▸ **What is asked**
Copy out each line exactly; pictures stay out of the copy.

▸ **Material to process**
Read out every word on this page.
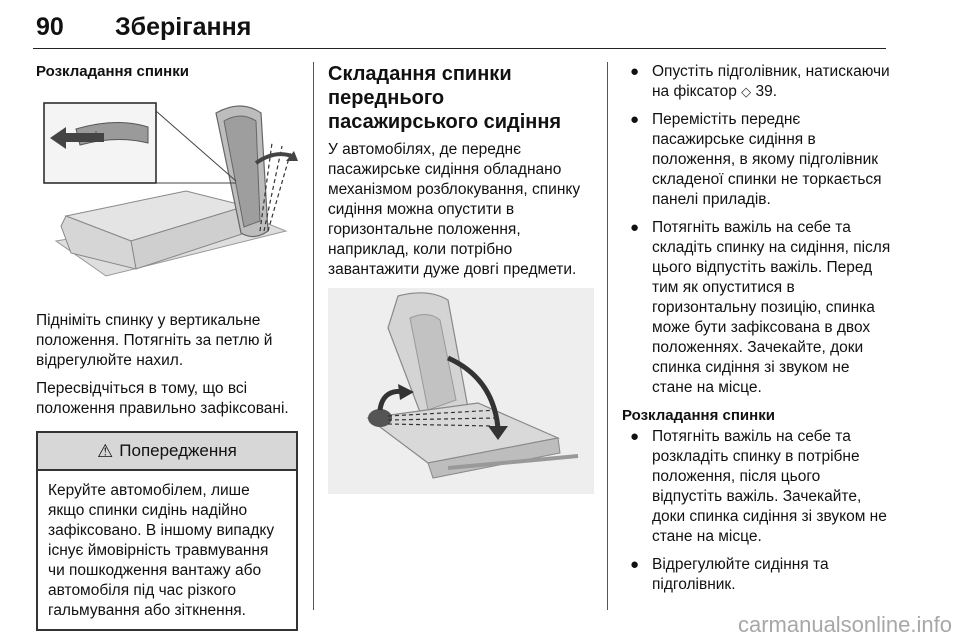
90 Зберігання
Розкладання спинки

Підніміть спинку у вертикальне положення. Потягніть за петлю й відрегулюйте нахил.

Пересвідчіться в тому, що всі положення правильно зафіксовані.

⚠ Попередження

Керуйте автомобілем, лише якщо спинки сидінь надійно зафіксовано. В іншому випадку існує ймовірність травмування чи пошкодження вантажу або автомобіля під час різкого гальмування або зіткнення.

Складання спинки переднього пасажирського сидіння

У автомобілях, де переднє пасажирське сидіння обладнано механізмом розблокування, спинку сидіння можна опустити в горизонтальне положення, наприклад, коли потрібно завантажити дуже довгі предмети.

● Опустіть підголівник, натискаючи на фіксатор ◇ 39.
● Перемістіть переднє пасажирське сидіння в положення, в якому підголівник складеної спинки не торкається панелі приладів.
● Потягніть важіль на себе та складіть спинку на сидіння, після цього відпустіть важіль. Перед тим як опуститися в горизонтальну позицію, спинка може бути зафіксована в двох положеннях. Зачекайте, доки спинка сидіння зі звуком не стане на місце.
Розкладання спинки
● Потягніть важіль на себе та розкладіть спинку в потрібне положення, після цього відпустіть важіль. Зачекайте, доки спинка сидіння зі звуком не стане на місце.
● Відрегулюйте сидіння та підголівник.
carmanualsonline.info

▸ **Final answer**
Read out every word on this page.
90 Зберігання
Розкладання спинки

Підніміть спинку у вертикальне положення. Потягніть за петлю й відрегулюйте нахил.

Пересвідчіться в тому, що всі положення правильно зафіксовані.

⚠ Попередження

Керуйте автомобілем, лише якщо спинки сидінь надійно зафіксовано. В іншому випадку існує ймовірність травмування чи пошкодження вантажу або автомобіля під час різкого гальмування або зіткнення.

Складання спинки переднього пасажирського сидіння

У автомобілях, де переднє пасажирське сидіння обладнано механізмом розблокування, спинку сидіння можна опустити в горизонтальне положення, наприклад, коли потрібно завантажити дуже довгі предмети.

● Опустіть підголівник, натискаючи на фіксатор ◇ 39.
● Перемістіть переднє пасажирське сидіння в положення, в якому підголівник складеної спинки не торкається панелі приладів.
● Потягніть важіль на себе та складіть спинку на сидіння, після цього відпустіть важіль. Перед тим як опуститися в горизонтальну позицію, спинка може бути зафіксована в двох положеннях. Зачекайте, доки спинка сидіння зі звуком не стане на місце.
Розкладання спинки
● Потягніть важіль на себе та розкладіть спинку в потрібне положення, після цього відпустіть важіль. Зачекайте, доки спинка сидіння зі звуком не стане на місце.
● Відрегулюйте сидіння та підголівник.
carmanualsonline.info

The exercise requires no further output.